Task details
Copy out every line in the entries below that includes "values".

Records provided
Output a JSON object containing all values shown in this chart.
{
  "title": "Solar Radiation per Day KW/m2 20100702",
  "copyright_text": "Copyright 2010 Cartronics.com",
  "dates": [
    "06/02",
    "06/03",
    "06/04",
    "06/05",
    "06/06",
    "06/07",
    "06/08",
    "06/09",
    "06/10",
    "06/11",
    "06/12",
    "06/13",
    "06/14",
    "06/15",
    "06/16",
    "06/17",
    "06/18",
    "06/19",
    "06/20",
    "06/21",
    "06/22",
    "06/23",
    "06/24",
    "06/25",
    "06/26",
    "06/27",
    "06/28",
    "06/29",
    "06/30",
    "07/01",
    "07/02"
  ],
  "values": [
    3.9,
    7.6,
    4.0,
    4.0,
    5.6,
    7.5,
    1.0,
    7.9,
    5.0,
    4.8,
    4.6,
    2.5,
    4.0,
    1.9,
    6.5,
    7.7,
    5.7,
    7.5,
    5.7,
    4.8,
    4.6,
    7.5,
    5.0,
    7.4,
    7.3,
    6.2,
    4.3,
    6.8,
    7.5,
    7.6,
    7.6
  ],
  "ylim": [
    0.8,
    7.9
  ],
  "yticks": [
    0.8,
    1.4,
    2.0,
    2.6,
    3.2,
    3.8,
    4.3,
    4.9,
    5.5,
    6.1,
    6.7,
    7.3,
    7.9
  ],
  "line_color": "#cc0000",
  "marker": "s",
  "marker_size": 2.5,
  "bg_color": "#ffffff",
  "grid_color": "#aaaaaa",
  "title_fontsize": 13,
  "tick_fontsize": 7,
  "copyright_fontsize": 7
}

Completed exercise
Output a JSON object containing all values shown in this chart.
  "values": [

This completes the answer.